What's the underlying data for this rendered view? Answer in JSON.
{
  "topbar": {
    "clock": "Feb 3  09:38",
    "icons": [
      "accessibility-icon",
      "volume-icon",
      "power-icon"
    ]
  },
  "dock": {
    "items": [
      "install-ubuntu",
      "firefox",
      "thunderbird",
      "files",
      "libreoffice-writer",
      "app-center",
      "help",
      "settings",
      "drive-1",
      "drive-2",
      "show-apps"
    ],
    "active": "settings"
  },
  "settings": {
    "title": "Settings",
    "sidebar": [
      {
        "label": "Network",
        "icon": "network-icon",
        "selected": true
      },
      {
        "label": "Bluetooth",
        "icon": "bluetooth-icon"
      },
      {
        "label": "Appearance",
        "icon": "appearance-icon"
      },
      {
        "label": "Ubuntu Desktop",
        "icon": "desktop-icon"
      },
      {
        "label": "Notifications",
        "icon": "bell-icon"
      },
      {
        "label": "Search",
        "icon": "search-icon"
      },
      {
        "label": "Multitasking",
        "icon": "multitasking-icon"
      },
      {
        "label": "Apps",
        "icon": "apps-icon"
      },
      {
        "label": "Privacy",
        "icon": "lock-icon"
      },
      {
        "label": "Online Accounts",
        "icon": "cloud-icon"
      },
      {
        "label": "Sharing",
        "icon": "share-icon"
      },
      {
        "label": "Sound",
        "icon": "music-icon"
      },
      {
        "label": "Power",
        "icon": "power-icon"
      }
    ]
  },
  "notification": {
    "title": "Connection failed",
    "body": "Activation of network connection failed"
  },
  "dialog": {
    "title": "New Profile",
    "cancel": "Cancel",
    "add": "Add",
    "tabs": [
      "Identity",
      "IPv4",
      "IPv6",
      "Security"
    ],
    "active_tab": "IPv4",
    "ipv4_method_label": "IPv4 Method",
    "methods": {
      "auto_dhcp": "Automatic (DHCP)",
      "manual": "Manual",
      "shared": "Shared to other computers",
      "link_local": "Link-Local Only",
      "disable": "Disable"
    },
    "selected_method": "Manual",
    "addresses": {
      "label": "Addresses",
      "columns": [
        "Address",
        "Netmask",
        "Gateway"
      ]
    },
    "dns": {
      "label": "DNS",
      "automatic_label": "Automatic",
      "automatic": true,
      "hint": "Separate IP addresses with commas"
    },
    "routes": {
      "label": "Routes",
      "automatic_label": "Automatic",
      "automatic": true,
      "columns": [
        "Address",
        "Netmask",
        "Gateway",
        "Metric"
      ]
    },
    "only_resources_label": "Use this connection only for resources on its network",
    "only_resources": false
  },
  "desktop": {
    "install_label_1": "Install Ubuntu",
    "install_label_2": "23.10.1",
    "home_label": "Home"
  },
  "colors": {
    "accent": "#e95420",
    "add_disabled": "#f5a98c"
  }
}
==========
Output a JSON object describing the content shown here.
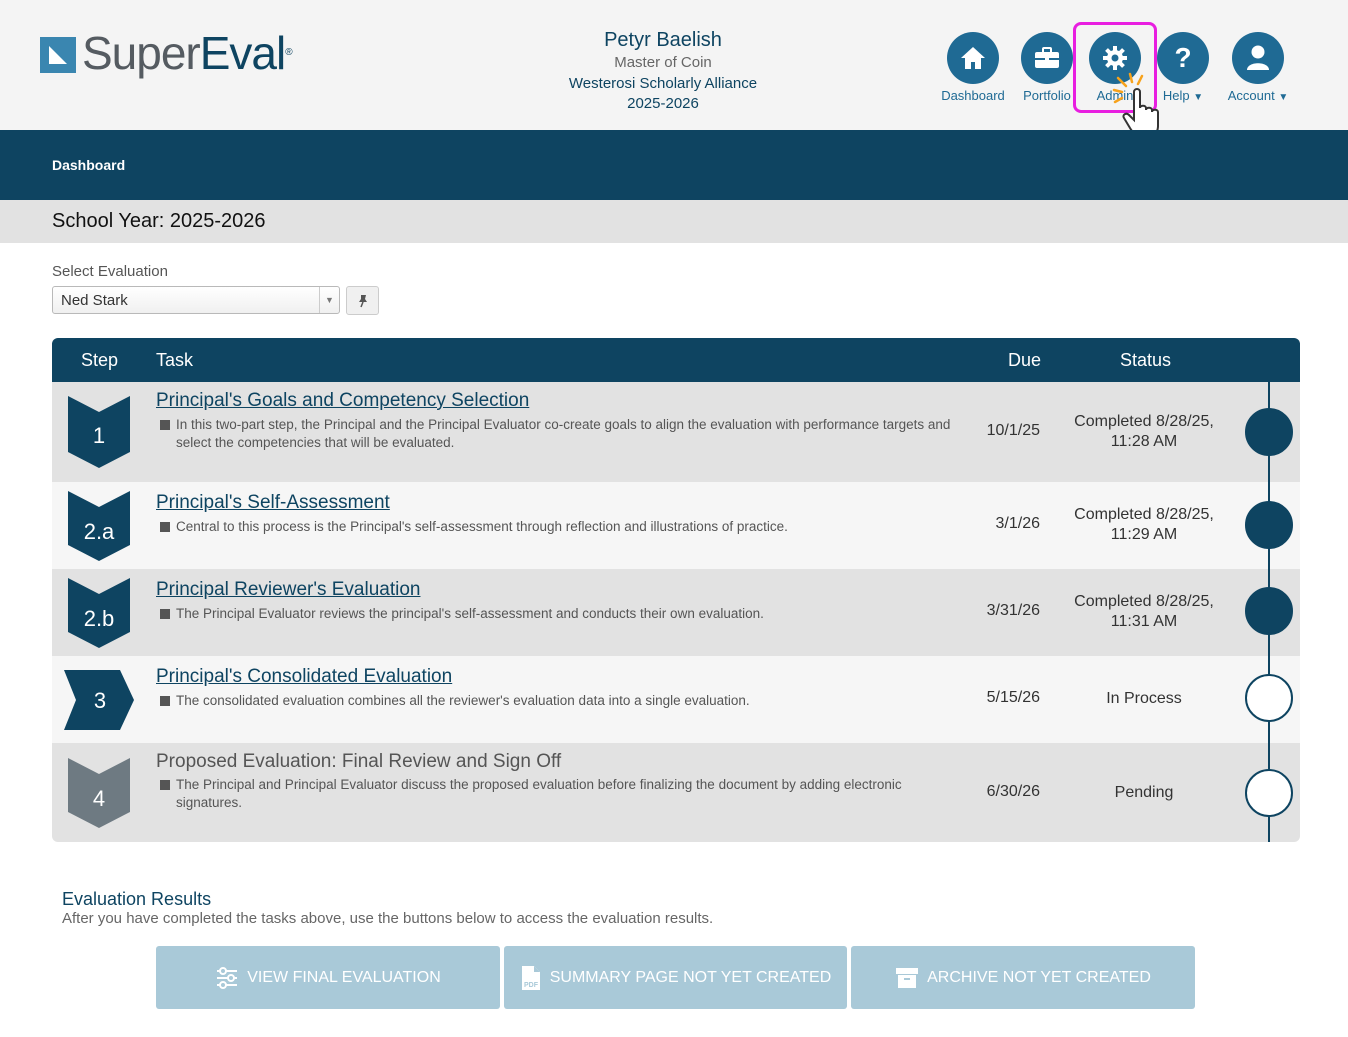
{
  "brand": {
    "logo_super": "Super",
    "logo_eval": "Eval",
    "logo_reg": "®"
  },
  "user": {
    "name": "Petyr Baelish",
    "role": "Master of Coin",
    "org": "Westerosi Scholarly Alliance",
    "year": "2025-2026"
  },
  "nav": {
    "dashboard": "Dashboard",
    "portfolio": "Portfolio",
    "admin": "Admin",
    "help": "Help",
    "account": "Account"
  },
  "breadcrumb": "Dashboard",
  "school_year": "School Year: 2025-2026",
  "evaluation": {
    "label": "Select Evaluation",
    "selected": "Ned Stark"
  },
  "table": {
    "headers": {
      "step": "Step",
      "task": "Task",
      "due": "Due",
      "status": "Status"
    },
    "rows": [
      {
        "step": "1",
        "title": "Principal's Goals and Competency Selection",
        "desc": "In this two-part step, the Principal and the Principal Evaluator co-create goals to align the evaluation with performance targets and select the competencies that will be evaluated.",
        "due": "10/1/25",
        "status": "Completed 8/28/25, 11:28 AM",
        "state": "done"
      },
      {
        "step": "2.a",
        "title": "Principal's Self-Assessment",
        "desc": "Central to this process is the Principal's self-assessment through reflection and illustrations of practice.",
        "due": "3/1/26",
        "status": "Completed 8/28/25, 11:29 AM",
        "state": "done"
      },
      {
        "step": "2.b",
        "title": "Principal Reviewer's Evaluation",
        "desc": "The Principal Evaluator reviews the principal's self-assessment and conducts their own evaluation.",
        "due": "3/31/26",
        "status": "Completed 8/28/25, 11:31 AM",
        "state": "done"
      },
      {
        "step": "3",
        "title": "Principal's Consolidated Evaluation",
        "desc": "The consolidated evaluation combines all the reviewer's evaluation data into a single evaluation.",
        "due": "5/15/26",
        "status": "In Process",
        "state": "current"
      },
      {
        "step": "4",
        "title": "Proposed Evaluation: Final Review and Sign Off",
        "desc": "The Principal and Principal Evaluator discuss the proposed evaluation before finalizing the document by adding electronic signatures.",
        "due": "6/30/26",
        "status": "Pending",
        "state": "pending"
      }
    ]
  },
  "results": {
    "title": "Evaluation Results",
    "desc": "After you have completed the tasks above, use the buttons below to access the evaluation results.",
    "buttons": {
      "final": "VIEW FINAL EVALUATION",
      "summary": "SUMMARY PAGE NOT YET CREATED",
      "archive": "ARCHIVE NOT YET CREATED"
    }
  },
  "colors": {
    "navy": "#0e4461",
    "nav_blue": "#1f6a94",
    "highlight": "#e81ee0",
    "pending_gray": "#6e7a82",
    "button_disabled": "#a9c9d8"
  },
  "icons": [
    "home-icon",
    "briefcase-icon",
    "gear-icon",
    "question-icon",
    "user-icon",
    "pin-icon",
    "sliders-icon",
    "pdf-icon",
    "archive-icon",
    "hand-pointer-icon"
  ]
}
==========
Copy each line of the data above that holds "Manual".

*Exercise solution*:
      "manual": "Manual",
    "selected_method": "Manual",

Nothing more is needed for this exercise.